# EXERCISE OBJECTIVE
The data beneath this task has to be reprinted character for character.

================================

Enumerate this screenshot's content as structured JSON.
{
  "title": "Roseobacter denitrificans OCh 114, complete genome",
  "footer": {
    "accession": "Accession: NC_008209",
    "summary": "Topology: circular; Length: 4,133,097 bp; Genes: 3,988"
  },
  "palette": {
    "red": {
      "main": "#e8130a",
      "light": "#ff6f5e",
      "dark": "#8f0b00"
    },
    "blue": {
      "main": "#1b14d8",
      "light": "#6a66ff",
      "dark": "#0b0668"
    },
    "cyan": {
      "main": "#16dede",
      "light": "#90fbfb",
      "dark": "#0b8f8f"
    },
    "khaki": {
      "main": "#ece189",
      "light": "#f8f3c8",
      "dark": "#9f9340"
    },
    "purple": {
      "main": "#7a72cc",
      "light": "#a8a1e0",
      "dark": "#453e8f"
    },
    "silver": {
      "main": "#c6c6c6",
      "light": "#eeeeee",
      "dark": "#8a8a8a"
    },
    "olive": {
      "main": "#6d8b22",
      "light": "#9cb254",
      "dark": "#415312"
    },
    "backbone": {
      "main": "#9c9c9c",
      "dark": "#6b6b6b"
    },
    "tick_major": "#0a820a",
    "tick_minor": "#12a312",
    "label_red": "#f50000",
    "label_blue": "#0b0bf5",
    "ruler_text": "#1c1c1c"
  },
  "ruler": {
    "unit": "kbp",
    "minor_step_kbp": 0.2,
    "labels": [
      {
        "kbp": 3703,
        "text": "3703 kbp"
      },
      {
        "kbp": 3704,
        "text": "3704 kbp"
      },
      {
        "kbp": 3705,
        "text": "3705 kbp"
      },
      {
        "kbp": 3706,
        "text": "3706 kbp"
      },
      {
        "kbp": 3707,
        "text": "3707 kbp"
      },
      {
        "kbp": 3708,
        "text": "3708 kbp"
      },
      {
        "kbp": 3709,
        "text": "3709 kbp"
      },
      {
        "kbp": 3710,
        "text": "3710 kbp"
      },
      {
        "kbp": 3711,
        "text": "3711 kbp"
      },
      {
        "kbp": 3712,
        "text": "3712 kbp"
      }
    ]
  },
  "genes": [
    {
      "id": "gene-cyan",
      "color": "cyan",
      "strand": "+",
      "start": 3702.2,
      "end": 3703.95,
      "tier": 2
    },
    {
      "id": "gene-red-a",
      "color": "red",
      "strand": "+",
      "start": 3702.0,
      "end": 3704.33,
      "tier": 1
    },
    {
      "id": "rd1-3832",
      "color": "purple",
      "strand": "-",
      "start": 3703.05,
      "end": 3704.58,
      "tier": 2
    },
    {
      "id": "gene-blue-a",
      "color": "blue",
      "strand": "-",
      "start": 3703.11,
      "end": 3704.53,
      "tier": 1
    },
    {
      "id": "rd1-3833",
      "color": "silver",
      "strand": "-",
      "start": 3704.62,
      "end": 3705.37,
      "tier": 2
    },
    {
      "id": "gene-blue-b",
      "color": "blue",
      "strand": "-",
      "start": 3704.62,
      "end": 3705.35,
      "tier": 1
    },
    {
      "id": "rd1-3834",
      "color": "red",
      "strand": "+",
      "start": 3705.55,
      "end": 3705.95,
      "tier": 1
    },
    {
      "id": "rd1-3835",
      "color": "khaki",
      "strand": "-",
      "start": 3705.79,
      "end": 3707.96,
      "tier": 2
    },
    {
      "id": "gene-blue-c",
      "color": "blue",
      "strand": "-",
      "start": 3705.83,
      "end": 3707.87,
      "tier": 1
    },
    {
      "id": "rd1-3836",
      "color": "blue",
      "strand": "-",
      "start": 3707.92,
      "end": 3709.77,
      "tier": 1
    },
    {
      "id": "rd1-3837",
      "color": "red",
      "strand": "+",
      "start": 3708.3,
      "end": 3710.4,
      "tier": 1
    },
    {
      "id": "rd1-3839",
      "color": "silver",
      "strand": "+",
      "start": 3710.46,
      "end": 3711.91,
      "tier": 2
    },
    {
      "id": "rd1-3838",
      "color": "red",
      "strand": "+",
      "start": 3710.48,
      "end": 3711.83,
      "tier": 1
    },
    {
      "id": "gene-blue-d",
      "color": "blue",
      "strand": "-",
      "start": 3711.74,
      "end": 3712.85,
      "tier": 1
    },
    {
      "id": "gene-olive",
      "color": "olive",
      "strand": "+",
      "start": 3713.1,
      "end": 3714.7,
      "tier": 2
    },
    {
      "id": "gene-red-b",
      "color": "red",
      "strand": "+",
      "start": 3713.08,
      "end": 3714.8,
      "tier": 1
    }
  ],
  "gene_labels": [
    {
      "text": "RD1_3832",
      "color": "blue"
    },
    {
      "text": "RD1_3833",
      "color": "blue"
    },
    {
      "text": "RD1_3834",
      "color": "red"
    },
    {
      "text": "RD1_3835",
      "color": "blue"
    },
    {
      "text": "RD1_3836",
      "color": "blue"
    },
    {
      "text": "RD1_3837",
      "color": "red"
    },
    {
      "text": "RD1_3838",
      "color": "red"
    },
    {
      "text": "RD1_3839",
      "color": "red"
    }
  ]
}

================================

# ANSWER SECTION
Enumerate this screenshot's content as structured JSON.
{
  "title": "Roseobacter denitrificans OCh 114, complete genome",
  "footer": {
    "accession": "Accession: NC_008209",
    "summary": "Topology: circular; Length: 4,133,097 bp; Genes: 3,988"
  },
  "palette": {
    "red": {
      "main": "#e8130a",
      "light": "#ff6f5e",
      "dark": "#8f0b00"
    },
    "blue": {
      "main": "#1b14d8",
      "light": "#6a66ff",
      "dark": "#0b0668"
    },
    "cyan": {
      "main": "#16dede",
      "light": "#90fbfb",
      "dark": "#0b8f8f"
    },
    "khaki": {
      "main": "#ece189",
      "light": "#f8f3c8",
      "dark": "#9f9340"
    },
    "purple": {
      "main": "#7a72cc",
      "light": "#a8a1e0",
      "dark": "#453e8f"
    },
    "silver": {
      "main": "#c6c6c6",
      "light": "#eeeeee",
      "dark": "#8a8a8a"
    },
    "olive": {
      "main": "#6d8b22",
      "light": "#9cb254",
      "dark": "#415312"
    },
    "backbone": {
      "main": "#9c9c9c",
      "dark": "#6b6b6b"
    },
    "tick_major": "#0a820a",
    "tick_minor": "#12a312",
    "label_red": "#f50000",
    "label_blue": "#0b0bf5",
    "ruler_text": "#1c1c1c"
  },
  "ruler": {
    "unit": "kbp",
    "minor_step_kbp": 0.2,
    "labels": [
      {
        "kbp": 3703,
        "text": "3703 kbp"
      },
      {
        "kbp": 3704,
        "text": "3704 kbp"
      },
      {
        "kbp": 3705,
        "text": "3705 kbp"
      },
      {
        "kbp": 3706,
        "text": "3706 kbp"
      },
      {
        "kbp": 3707,
        "text": "3707 kbp"
      },
      {
        "kbp": 3708,
        "text": "3708 kbp"
      },
      {
        "kbp": 3709,
        "text": "3709 kbp"
      },
      {
        "kbp": 3710,
        "text": "3710 kbp"
      },
      {
        "kbp": 3711,
        "text": "3711 kbp"
      },
      {
        "kbp": 3712,
        "text": "3712 kbp"
      }
    ]
  },
  "genes": [
    {
      "id": "gene-cyan",
      "color": "cyan",
      "strand": "+",
      "start": 3702.2,
      "end": 3703.95,
      "tier": 2
    },
    {
      "id": "gene-red-a",
      "color": "red",
      "strand": "+",
      "start": 3702.0,
      "end": 3704.33,
      "tier": 1
    },
    {
      "id": "rd1-3832",
      "color": "purple",
      "strand": "-",
      "start": 3703.05,
      "end": 3704.58,
      "tier": 2
    },
    {
      "id": "gene-blue-a",
      "color": "blue",
      "strand": "-",
      "start": 3703.11,
      "end": 3704.53,
      "tier": 1
    },
    {
      "id": "rd1-3833",
      "color": "silver",
      "strand": "-",
      "start": 3704.62,
      "end": 3705.37,
      "tier": 2
    },
    {
      "id": "gene-blue-b",
      "color": "blue",
      "strand": "-",
      "start": 3704.62,
      "end": 3705.35,
      "tier": 1
    },
    {
      "id": "rd1-3834",
      "color": "red",
      "strand": "+",
      "start": 3705.55,
      "end": 3705.95,
      "tier": 1
    },
    {
      "id": "rd1-3835",
      "color": "khaki",
      "strand": "-",
      "start": 3705.79,
      "end": 3707.96,
      "tier": 2
    },
    {
      "id": "gene-blue-c",
      "color": "blue",
      "strand": "-",
      "start": 3705.83,
      "end": 3707.87,
      "tier": 1
    },
    {
      "id": "rd1-3836",
      "color": "blue",
      "strand": "-",
      "start": 3707.92,
      "end": 3709.77,
      "tier": 1
    },
    {
      "id": "rd1-3837",
      "color": "red",
      "strand": "+",
      "start": 3708.3,
      "end": 3710.4,
      "tier": 1
    },
    {
      "id": "rd1-3839",
      "color": "silver",
      "strand": "+",
      "start": 3710.46,
      "end": 3711.91,
      "tier": 2
    },
    {
      "id": "rd1-3838",
      "color": "red",
      "strand": "+",
      "start": 3710.48,
      "end": 3711.83,
      "tier": 1
    },
    {
      "id": "gene-blue-d",
      "color": "blue",
      "strand": "-",
      "start": 3711.74,
      "end": 3712.85,
      "tier": 1
    },
    {
      "id": "gene-olive",
      "color": "olive",
      "strand": "+",
      "start": 3713.1,
      "end": 3714.7,
      "tier": 2
    },
    {
      "id": "gene-red-b",
      "color": "red",
      "strand": "+",
      "start": 3713.08,
      "end": 3714.8,
      "tier": 1
    }
  ],
  "gene_labels": [
    {
      "text": "RD1_3832",
      "color": "blue"
    },
    {
      "text": "RD1_3833",
      "color": "blue"
    },
    {
      "text": "RD1_3834",
      "color": "red"
    },
    {
      "text": "RD1_3835",
      "color": "blue"
    },
    {
      "text": "RD1_3836",
      "color": "blue"
    },
    {
      "text": "RD1_3837",
      "color": "red"
    },
    {
      "text": "RD1_3838",
      "color": "red"
    },
    {
      "text": "RD1_3839",
      "color": "red"
    }
  ]
}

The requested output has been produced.